# Given data start

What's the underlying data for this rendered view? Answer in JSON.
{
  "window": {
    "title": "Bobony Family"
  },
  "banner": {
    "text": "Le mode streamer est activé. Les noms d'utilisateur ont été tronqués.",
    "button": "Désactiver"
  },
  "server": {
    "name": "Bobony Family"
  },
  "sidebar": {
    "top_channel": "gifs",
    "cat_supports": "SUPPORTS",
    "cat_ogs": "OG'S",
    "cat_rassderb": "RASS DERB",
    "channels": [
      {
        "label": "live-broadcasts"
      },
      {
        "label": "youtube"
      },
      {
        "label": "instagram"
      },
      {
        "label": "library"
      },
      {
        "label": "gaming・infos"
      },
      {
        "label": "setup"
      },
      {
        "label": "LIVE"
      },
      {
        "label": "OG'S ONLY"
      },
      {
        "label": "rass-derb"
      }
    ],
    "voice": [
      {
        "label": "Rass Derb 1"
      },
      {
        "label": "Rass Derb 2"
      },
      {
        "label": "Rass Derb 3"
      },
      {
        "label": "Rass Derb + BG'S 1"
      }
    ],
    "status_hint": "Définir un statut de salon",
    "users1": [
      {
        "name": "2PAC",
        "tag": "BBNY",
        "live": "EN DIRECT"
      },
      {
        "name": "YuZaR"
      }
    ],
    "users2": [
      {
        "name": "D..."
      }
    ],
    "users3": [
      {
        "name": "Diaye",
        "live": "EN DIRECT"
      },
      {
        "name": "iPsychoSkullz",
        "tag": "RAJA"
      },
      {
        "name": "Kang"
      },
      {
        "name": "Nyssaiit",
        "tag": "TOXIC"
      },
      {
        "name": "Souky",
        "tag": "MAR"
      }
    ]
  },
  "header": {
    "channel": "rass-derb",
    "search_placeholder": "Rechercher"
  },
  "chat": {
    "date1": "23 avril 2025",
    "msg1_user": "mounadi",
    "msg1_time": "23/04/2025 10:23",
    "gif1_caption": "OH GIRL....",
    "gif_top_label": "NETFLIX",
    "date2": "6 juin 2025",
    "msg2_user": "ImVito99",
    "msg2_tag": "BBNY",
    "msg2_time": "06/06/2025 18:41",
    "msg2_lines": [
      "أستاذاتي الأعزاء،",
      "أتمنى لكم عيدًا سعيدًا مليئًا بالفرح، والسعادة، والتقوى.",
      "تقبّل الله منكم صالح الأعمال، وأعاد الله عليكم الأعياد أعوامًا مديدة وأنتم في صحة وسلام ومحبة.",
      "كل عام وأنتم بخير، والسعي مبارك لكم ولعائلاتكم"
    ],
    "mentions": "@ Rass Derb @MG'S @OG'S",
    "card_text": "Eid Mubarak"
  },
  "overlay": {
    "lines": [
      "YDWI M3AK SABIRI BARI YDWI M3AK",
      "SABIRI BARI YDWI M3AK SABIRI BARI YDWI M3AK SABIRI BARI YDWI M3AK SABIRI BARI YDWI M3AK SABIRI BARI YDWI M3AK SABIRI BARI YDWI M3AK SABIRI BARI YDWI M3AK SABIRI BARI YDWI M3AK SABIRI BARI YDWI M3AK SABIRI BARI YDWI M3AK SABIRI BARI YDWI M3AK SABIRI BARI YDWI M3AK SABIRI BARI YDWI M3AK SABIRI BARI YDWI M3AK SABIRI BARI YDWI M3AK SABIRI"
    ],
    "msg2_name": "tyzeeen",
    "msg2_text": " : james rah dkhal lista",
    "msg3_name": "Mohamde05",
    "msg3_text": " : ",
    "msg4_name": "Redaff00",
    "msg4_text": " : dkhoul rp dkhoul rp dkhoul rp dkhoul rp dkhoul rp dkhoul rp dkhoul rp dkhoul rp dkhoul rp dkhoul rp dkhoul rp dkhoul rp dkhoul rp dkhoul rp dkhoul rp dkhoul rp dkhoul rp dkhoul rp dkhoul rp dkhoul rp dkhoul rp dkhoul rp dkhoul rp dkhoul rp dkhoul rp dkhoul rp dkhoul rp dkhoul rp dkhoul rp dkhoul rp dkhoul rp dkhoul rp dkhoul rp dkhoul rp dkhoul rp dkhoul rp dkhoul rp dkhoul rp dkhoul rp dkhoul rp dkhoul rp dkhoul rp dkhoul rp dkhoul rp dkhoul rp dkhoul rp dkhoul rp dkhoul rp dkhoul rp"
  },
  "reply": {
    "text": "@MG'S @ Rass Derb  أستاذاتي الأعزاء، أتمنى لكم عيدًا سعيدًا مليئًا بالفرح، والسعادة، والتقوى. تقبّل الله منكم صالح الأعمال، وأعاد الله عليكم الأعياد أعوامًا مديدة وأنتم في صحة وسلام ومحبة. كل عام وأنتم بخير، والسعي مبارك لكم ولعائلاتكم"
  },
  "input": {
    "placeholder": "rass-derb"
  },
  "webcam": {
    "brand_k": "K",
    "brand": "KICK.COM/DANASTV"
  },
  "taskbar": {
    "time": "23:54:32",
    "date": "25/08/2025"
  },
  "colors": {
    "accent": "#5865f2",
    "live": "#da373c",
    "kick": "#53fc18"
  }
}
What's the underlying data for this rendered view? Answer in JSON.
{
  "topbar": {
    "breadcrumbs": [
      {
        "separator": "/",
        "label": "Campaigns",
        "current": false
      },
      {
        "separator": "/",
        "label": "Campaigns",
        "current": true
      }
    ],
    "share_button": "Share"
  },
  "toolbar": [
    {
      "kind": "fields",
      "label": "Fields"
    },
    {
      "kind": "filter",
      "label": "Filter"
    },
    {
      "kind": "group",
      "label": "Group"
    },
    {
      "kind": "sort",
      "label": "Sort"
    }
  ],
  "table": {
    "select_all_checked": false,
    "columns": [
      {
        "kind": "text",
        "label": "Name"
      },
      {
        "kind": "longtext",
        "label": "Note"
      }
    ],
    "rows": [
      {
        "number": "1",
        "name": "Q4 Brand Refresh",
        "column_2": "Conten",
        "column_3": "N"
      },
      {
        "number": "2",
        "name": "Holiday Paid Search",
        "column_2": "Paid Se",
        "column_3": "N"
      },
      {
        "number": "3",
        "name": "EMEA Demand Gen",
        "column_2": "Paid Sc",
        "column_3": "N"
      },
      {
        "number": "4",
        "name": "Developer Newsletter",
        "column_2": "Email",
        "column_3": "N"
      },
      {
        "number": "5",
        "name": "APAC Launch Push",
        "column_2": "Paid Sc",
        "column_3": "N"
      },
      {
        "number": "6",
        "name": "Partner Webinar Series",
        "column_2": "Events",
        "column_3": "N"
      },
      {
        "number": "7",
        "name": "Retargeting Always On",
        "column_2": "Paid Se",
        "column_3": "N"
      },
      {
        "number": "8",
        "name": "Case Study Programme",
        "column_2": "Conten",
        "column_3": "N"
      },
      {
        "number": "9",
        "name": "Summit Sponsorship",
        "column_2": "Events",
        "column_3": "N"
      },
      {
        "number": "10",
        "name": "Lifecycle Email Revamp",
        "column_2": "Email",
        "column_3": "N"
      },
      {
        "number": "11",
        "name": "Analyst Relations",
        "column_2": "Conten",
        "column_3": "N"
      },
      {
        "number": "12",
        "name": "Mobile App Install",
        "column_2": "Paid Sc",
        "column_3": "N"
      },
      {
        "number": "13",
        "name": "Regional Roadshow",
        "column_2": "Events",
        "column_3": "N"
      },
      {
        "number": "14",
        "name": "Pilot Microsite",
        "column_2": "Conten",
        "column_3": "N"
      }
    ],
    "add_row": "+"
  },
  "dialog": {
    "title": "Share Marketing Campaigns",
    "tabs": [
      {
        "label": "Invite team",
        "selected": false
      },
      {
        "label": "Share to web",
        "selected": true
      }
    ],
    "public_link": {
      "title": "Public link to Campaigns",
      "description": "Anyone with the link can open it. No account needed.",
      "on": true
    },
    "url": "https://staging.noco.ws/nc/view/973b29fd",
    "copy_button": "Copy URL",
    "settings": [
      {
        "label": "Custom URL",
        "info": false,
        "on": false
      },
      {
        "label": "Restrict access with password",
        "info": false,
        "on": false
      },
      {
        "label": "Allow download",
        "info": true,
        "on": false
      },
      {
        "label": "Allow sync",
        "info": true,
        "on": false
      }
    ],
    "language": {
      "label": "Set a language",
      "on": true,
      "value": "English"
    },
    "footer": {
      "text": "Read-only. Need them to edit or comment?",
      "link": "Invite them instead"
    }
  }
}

# Given data end

§ **Problem statement**
Say how many lines of the material contain the word "وأنتم", with no other text.

§ **Task result**
3